What is required
Write the records out again, keeping each line exactly as it is.

Excerpted records
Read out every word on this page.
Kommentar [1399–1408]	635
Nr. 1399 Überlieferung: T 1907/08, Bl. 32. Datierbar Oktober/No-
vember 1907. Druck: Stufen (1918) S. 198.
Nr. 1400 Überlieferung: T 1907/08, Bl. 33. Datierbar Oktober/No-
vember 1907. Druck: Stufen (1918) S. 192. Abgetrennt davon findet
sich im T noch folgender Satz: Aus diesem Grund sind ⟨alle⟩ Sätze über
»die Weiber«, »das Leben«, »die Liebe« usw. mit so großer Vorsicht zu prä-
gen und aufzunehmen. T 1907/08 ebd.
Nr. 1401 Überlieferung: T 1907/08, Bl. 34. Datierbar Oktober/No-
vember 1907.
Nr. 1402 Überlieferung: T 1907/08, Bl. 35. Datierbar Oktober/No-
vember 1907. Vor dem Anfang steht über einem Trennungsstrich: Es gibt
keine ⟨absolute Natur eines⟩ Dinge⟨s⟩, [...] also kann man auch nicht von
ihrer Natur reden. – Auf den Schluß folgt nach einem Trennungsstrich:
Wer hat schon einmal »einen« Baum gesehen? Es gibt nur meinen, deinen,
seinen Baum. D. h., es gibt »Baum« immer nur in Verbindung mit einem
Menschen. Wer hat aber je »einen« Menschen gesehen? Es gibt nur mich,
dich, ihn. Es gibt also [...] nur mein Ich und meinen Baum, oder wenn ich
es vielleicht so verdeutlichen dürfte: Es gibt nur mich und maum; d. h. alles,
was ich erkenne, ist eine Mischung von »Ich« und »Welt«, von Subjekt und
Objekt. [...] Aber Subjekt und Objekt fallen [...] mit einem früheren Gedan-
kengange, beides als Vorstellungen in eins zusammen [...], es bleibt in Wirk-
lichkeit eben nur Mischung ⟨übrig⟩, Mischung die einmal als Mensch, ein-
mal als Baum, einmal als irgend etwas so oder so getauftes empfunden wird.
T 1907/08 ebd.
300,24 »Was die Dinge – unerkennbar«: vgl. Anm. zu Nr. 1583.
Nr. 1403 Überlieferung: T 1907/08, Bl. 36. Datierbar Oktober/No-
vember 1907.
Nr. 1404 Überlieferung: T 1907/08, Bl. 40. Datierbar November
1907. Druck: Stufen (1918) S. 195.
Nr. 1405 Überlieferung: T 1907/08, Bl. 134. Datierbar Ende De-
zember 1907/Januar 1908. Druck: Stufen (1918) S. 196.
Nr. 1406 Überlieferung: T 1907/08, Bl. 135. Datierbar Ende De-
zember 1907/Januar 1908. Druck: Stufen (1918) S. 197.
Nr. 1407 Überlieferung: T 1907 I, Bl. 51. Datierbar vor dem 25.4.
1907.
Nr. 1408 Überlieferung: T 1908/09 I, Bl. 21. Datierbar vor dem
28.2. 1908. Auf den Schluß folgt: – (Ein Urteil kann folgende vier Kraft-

Task solution
Read out every word on this page.
Kommentar [1399–1408]	635
Nr. 1399 Überlieferung: T 1907/08, Bl. 32. Datierbar Oktober/No-
vember 1907. Druck: Stufen (1918) S. 198.
Nr. 1400 Überlieferung: T 1907/08, Bl. 33. Datierbar Oktober/No-
vember 1907. Druck: Stufen (1918) S. 192. Abgetrennt davon findet
sich im T noch folgender Satz: Aus diesem Grund sind ⟨alle⟩ Sätze über
»die Weiber«, »das Leben«, »die Liebe« usw. mit so großer Vorsicht zu prä-
gen und aufzunehmen. T 1907/08 ebd.
Nr. 1401 Überlieferung: T 1907/08, Bl. 34. Datierbar Oktober/No-
vember 1907.
Nr. 1402 Überlieferung: T 1907/08, Bl. 35. Datierbar Oktober/No-
vember 1907. Vor dem Anfang steht über einem Trennungsstrich: Es gibt
keine ⟨absolute Natur eines⟩ Dinge⟨s⟩, [...] also kann man auch nicht von
ihrer Natur reden. – Auf den Schluß folgt nach einem Trennungsstrich:
Wer hat schon einmal »einen« Baum gesehen? Es gibt nur meinen, deinen,
seinen Baum. D. h., es gibt »Baum« immer nur in Verbindung mit einem
Menschen. Wer hat aber je »einen« Menschen gesehen? Es gibt nur mich,
dich, ihn. Es gibt also [...] nur mein Ich und meinen Baum, oder wenn ich
es vielleicht so verdeutlichen dürfte: Es gibt nur mich und maum; d. h. alles,
was ich erkenne, ist eine Mischung von »Ich« und »Welt«, von Subjekt und
Objekt. [...] Aber Subjekt und Objekt fallen [...] mit einem früheren Gedan-
kengange, beides als Vorstellungen in eins zusammen [...], es bleibt in Wirk-
lichkeit eben nur Mischung ⟨übrig⟩, Mischung die einmal als Mensch, ein-
mal als Baum, einmal als irgend etwas so oder so getauftes empfunden wird.
T 1907/08 ebd.
300,24 »Was die Dinge – unerkennbar«: vgl. Anm. zu Nr. 1583.
Nr. 1403 Überlieferung: T 1907/08, Bl. 36. Datierbar Oktober/No-
vember 1907.
Nr. 1404 Überlieferung: T 1907/08, Bl. 40. Datierbar November
1907. Druck: Stufen (1918) S. 195.
Nr. 1405 Überlieferung: T 1907/08, Bl. 134. Datierbar Ende De-
zember 1907/Januar 1908. Druck: Stufen (1918) S. 196.
Nr. 1406 Überlieferung: T 1907/08, Bl. 135. Datierbar Ende De-
zember 1907/Januar 1908. Druck: Stufen (1918) S. 197.
Nr. 1407 Überlieferung: T 1907 I, Bl. 51. Datierbar vor dem 25.4.
1907.
Nr. 1408 Überlieferung: T 1908/09 I, Bl. 21. Datierbar vor dem
28.2. 1908. Auf den Schluß folgt: – (Ein Urteil kann folgende vier Kraft-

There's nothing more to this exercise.